▸ EXERCISE BRIEF:
Copy every record below, exactly as written.

┌─ DATA FOR PROCESSING

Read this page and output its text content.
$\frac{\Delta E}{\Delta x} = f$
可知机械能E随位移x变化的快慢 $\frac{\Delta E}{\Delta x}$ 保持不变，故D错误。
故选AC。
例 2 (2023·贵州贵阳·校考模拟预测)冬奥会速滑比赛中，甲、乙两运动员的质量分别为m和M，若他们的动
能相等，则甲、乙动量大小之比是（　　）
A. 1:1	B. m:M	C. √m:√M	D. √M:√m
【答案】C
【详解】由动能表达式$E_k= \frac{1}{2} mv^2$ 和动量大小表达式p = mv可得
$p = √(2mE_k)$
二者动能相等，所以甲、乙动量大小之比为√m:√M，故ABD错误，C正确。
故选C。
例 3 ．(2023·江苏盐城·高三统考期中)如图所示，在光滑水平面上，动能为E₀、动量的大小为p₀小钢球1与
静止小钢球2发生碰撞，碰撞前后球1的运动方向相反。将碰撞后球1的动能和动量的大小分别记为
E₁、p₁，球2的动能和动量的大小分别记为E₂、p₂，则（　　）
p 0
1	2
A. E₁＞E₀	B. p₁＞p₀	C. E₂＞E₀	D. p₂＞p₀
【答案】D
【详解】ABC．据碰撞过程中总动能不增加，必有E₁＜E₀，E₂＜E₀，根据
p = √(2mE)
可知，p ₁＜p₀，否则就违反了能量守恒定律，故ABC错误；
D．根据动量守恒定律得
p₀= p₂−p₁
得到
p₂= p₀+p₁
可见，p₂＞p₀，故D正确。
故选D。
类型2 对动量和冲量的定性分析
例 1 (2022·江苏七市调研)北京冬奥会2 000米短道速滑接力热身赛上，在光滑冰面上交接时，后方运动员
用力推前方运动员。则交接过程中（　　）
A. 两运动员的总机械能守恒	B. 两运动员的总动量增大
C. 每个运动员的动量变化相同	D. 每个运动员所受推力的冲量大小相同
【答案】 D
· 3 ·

└─

▸ TASK RESULT:
Read this page and output its text content.
$\frac{\Delta E}{\Delta x} = f$
可知机械能E随位移x变化的快慢 $\frac{\Delta E}{\Delta x}$ 保持不变，故D错误。
故选AC。
例 2 (2023·贵州贵阳·校考模拟预测)冬奥会速滑比赛中，甲、乙两运动员的质量分别为m和M，若他们的动
能相等，则甲、乙动量大小之比是（　　）
A. 1:1	B. m:M	C. √m:√M	D. √M:√m
【答案】C
【详解】由动能表达式$E_k= \frac{1}{2} mv^2$ 和动量大小表达式p = mv可得
$p = √(2mE_k)$
二者动能相等，所以甲、乙动量大小之比为√m:√M，故ABD错误，C正确。
故选C。
例 3 ．(2023·江苏盐城·高三统考期中)如图所示，在光滑水平面上，动能为E₀、动量的大小为p₀小钢球1与
静止小钢球2发生碰撞，碰撞前后球1的运动方向相反。将碰撞后球1的动能和动量的大小分别记为
E₁、p₁，球2的动能和动量的大小分别记为E₂、p₂，则（　　）
p 0
1	2
A. E₁＞E₀	B. p₁＞p₀	C. E₂＞E₀	D. p₂＞p₀
【答案】D
【详解】ABC．据碰撞过程中总动能不增加，必有E₁＜E₀，E₂＜E₀，根据
p = √(2mE)
可知，p ₁＜p₀，否则就违反了能量守恒定律，故ABC错误；
D．根据动量守恒定律得
p₀= p₂−p₁
得到
p₂= p₀+p₁
可见，p₂＞p₀，故D正确。
故选D。
类型2 对动量和冲量的定性分析
例 1 (2022·江苏七市调研)北京冬奥会2 000米短道速滑接力热身赛上，在光滑冰面上交接时，后方运动员
用力推前方运动员。则交接过程中（　　）
A. 两运动员的总机械能守恒	B. 两运动员的总动量增大
C. 每个运动员的动量变化相同	D. 每个运动员所受推力的冲量大小相同
【答案】 D
· 3 ·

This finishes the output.